+++ RECORDS TO PROCESS

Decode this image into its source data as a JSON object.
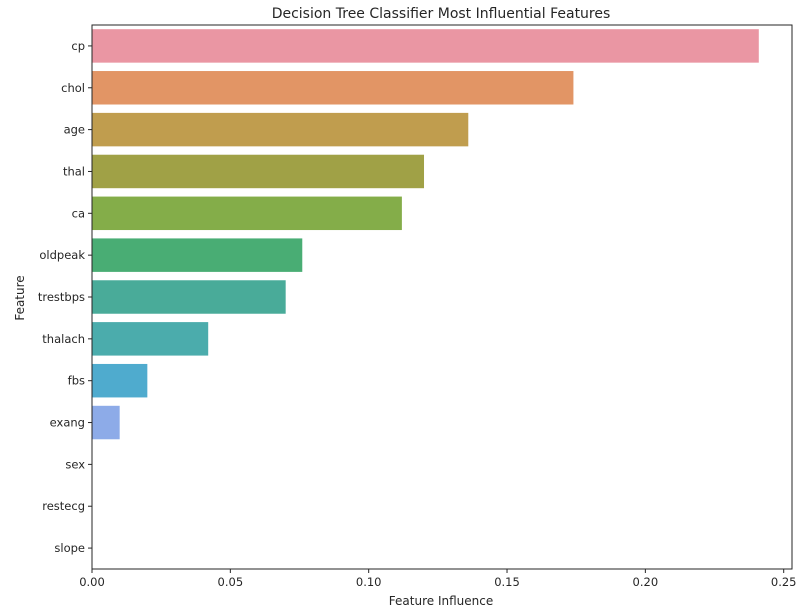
{
  "chart_data": {
    "type": "bar",
    "orientation": "horizontal",
    "title": "Decision Tree Classifier Most Influential Features",
    "xlabel": "Feature Influence",
    "ylabel": "Feature",
    "xlim": [
      0,
      0.253
    ],
    "x_ticks": [
      0.0,
      0.05,
      0.1,
      0.15,
      0.2,
      0.25
    ],
    "x_tick_labels": [
      "0.00",
      "0.05",
      "0.10",
      "0.15",
      "0.20",
      "0.25"
    ],
    "grid": false,
    "categories": [
      "cp",
      "chol",
      "age",
      "thal",
      "ca",
      "oldpeak",
      "trestbps",
      "thalach",
      "fbs",
      "exang",
      "sex",
      "restecg",
      "slope"
    ],
    "values": [
      0.241,
      0.174,
      0.136,
      0.12,
      0.112,
      0.076,
      0.07,
      0.042,
      0.02,
      0.01,
      0.0,
      0.0,
      0.0
    ],
    "colors": [
      "#ea96a3",
      "#e29565",
      "#c09d4e",
      "#a0a146",
      "#84ad49",
      "#49ad74",
      "#49ab99",
      "#4bacac",
      "#4fabce",
      "#8dabe8",
      "#bfa1ea",
      "#e58fe1",
      "#ea94c2"
    ]
  }
}
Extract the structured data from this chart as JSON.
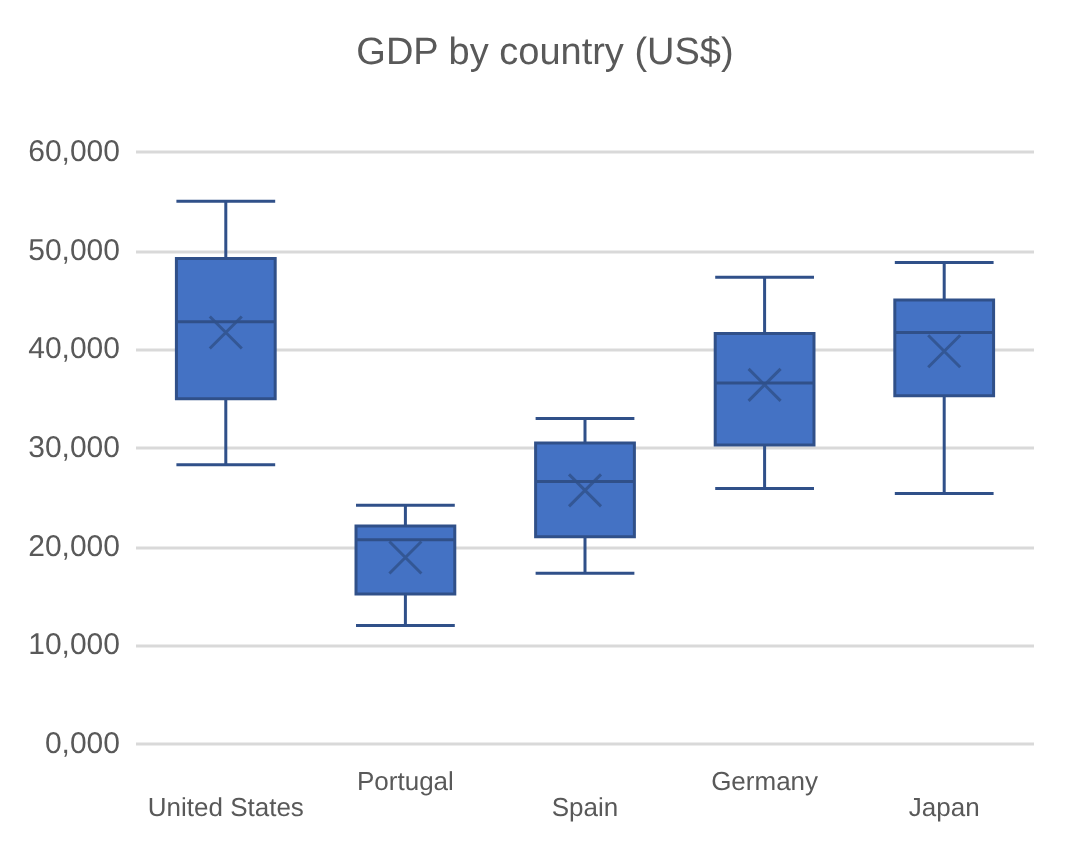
{
  "chart_data": {
    "type": "box",
    "title": "GDP by country (US$)",
    "categories": [
      "United States",
      "Portugal",
      "Spain",
      "Germany",
      "Japan"
    ],
    "series": [
      {
        "color": "#4472c4",
        "boxes": [
          {
            "low": 28300,
            "q1": 35000,
            "median": 42800,
            "q3": 49200,
            "high": 55000,
            "mean": 41700
          },
          {
            "low": 12000,
            "q1": 15200,
            "median": 20700,
            "q3": 22100,
            "high": 24200,
            "mean": 18900
          },
          {
            "low": 17300,
            "q1": 21000,
            "median": 26600,
            "q3": 30500,
            "high": 33000,
            "mean": 25700
          },
          {
            "low": 25900,
            "q1": 30300,
            "median": 36600,
            "q3": 41600,
            "high": 47300,
            "mean": 36400
          },
          {
            "low": 25400,
            "q1": 35300,
            "median": 41700,
            "q3": 45000,
            "high": 48800,
            "mean": 39800
          }
        ]
      }
    ],
    "ylim": [
      0,
      60000
    ],
    "yticks": [
      {
        "value": 0,
        "label": "0,000"
      },
      {
        "value": 10000,
        "label": "10,000"
      },
      {
        "value": 20000,
        "label": "20,000"
      },
      {
        "value": 30000,
        "label": "30,000"
      },
      {
        "value": 40000,
        "label": "40,000"
      },
      {
        "value": 50000,
        "label": "50,000"
      },
      {
        "value": 60000,
        "label": "60,000"
      }
    ],
    "grid": "y"
  }
}
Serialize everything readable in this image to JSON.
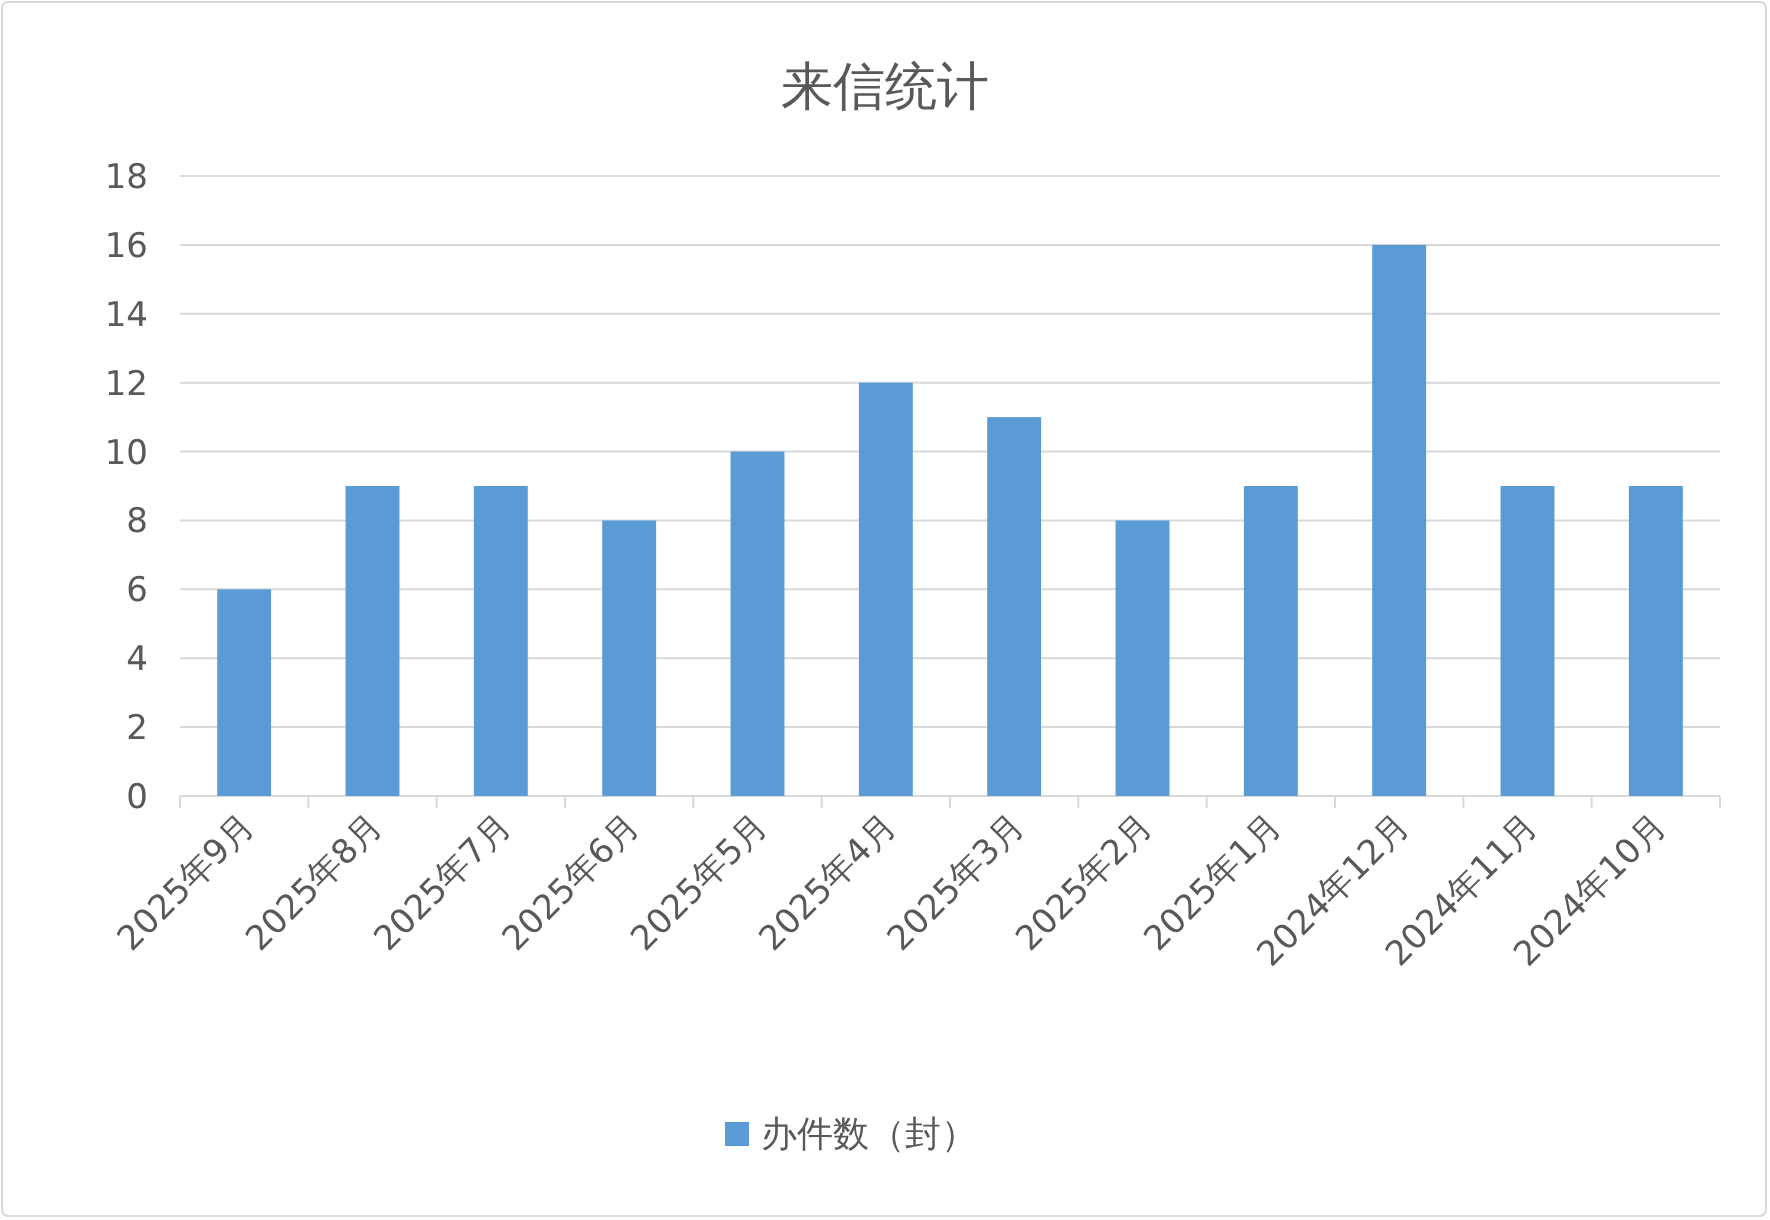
{
  "chart_data": {
    "type": "bar",
    "title": "来信统计",
    "categories": [
      "2025年9月",
      "2025年8月",
      "2025年7月",
      "2025年6月",
      "2025年5月",
      "2025年4月",
      "2025年3月",
      "2025年2月",
      "2025年1月",
      "2024年12月",
      "2024年11月",
      "2024年10月"
    ],
    "series": [
      {
        "name": "办件数（封）",
        "color": "#5b9bd5",
        "values": [
          6,
          9,
          9,
          8,
          10,
          12,
          11,
          8,
          9,
          16,
          9,
          9
        ]
      }
    ],
    "ylim": [
      0,
      18
    ],
    "yticks": [
      0,
      2,
      4,
      6,
      8,
      10,
      12,
      14,
      16,
      18
    ],
    "grid": "y",
    "legend": "bottom"
  }
}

++++++

__WHAT IS EXPECTED__.
Do not include pictures. Copy only the lines running from the line with "Serialize everything readable" through the last line of the records, exactly as they appear.

__SOLUTION FOR THIS PROBLEM__.
Serialize everything readable in this image to JSON.
{
  "chart_data": {
    "type": "bar",
    "title": "来信统计",
    "categories": [
      "2025年9月",
      "2025年8月",
      "2025年7月",
      "2025年6月",
      "2025年5月",
      "2025年4月",
      "2025年3月",
      "2025年2月",
      "2025年1月",
      "2024年12月",
      "2024年11月",
      "2024年10月"
    ],
    "series": [
      {
        "name": "办件数（封）",
        "color": "#5b9bd5",
        "values": [
          6,
          9,
          9,
          8,
          10,
          12,
          11,
          8,
          9,
          16,
          9,
          9
        ]
      }
    ],
    "ylim": [
      0,
      18
    ],
    "yticks": [
      0,
      2,
      4,
      6,
      8,
      10,
      12,
      14,
      16,
      18
    ],
    "grid": "y",
    "legend": "bottom"
  }
}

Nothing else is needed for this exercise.